** Start EXCERPTED DATA **
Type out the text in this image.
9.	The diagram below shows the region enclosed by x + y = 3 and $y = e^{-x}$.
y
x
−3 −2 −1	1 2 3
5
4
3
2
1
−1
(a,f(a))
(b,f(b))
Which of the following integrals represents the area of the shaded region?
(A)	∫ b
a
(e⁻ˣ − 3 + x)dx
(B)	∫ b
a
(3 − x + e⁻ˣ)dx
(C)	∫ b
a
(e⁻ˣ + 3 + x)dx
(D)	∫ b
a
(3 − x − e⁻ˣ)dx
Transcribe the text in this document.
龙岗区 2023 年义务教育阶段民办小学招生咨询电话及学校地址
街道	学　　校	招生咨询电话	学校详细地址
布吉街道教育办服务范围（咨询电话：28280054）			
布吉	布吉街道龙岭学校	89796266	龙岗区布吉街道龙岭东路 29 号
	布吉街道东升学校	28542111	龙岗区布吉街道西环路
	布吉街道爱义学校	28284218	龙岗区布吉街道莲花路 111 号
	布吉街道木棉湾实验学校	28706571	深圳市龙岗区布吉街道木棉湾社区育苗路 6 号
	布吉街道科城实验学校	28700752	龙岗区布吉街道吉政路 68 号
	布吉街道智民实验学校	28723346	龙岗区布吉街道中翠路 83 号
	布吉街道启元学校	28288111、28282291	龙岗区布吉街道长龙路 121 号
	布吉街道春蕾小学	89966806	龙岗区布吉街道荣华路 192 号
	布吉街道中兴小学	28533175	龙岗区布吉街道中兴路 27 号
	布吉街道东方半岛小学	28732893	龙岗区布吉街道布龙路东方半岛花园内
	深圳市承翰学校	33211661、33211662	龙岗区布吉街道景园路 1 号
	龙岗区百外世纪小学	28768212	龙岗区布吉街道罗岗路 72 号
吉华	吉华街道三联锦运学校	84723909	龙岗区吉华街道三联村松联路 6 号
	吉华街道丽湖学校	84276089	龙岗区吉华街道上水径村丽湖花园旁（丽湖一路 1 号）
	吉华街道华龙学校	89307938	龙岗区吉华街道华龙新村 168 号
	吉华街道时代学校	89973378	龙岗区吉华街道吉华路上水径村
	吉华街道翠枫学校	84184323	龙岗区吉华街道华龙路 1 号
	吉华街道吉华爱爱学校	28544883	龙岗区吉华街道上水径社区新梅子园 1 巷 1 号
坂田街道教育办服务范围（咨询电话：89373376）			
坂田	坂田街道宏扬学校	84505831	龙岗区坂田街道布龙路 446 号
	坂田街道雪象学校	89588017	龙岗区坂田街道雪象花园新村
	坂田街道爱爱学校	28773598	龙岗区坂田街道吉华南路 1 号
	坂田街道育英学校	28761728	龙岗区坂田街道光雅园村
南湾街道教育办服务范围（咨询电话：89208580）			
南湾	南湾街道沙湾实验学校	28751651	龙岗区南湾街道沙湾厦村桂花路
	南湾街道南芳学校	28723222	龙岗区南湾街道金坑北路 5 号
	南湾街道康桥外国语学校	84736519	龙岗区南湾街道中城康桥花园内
** End EXCERPTED DATA **
## BRIEF
Output the lines above verbatim and in full.

## REPLY TO THE EXERCISE
Type out the text in this image.
9.	The diagram below shows the region enclosed by x + y = 3 and $y = e^{-x}$.
y
x
−3 −2 −1	1 2 3
5
4
3
2
1
−1
(a,f(a))
(b,f(b))
Which of the following integrals represents the area of the shaded region?
(A)	∫ b
a
(e⁻ˣ − 3 + x)dx
(B)	∫ b
a
(3 − x + e⁻ˣ)dx
(C)	∫ b
a
(e⁻ˣ + 3 + x)dx
(D)	∫ b
a
(3 − x − e⁻ˣ)dx
Transcribe the text in this document.
龙岗区 2023 年义务教育阶段民办小学招生咨询电话及学校地址
街道	学　　校	招生咨询电话	学校详细地址
布吉街道教育办服务范围（咨询电话：28280054）			
布吉	布吉街道龙岭学校	89796266	龙岗区布吉街道龙岭东路 29 号
	布吉街道东升学校	28542111	龙岗区布吉街道西环路
	布吉街道爱义学校	28284218	龙岗区布吉街道莲花路 111 号
	布吉街道木棉湾实验学校	28706571	深圳市龙岗区布吉街道木棉湾社区育苗路 6 号
	布吉街道科城实验学校	28700752	龙岗区布吉街道吉政路 68 号
	布吉街道智民实验学校	28723346	龙岗区布吉街道中翠路 83 号
	布吉街道启元学校	28288111、28282291	龙岗区布吉街道长龙路 121 号
	布吉街道春蕾小学	89966806	龙岗区布吉街道荣华路 192 号
	布吉街道中兴小学	28533175	龙岗区布吉街道中兴路 27 号
	布吉街道东方半岛小学	28732893	龙岗区布吉街道布龙路东方半岛花园内
	深圳市承翰学校	33211661、33211662	龙岗区布吉街道景园路 1 号
	龙岗区百外世纪小学	28768212	龙岗区布吉街道罗岗路 72 号
吉华	吉华街道三联锦运学校	84723909	龙岗区吉华街道三联村松联路 6 号
	吉华街道丽湖学校	84276089	龙岗区吉华街道上水径村丽湖花园旁（丽湖一路 1 号）
	吉华街道华龙学校	89307938	龙岗区吉华街道华龙新村 168 号
	吉华街道时代学校	89973378	龙岗区吉华街道吉华路上水径村
	吉华街道翠枫学校	84184323	龙岗区吉华街道华龙路 1 号
	吉华街道吉华爱爱学校	28544883	龙岗区吉华街道上水径社区新梅子园 1 巷 1 号
坂田街道教育办服务范围（咨询电话：89373376）			
坂田	坂田街道宏扬学校	84505831	龙岗区坂田街道布龙路 446 号
	坂田街道雪象学校	89588017	龙岗区坂田街道雪象花园新村
	坂田街道爱爱学校	28773598	龙岗区坂田街道吉华南路 1 号
	坂田街道育英学校	28761728	龙岗区坂田街道光雅园村
南湾街道教育办服务范围（咨询电话：89208580）			
南湾	南湾街道沙湾实验学校	28751651	龙岗区南湾街道沙湾厦村桂花路
	南湾街道南芳学校	28723222	龙岗区南湾街道金坑北路 5 号
	南湾街道康桥外国语学校	84736519	龙岗区南湾街道中城康桥花园内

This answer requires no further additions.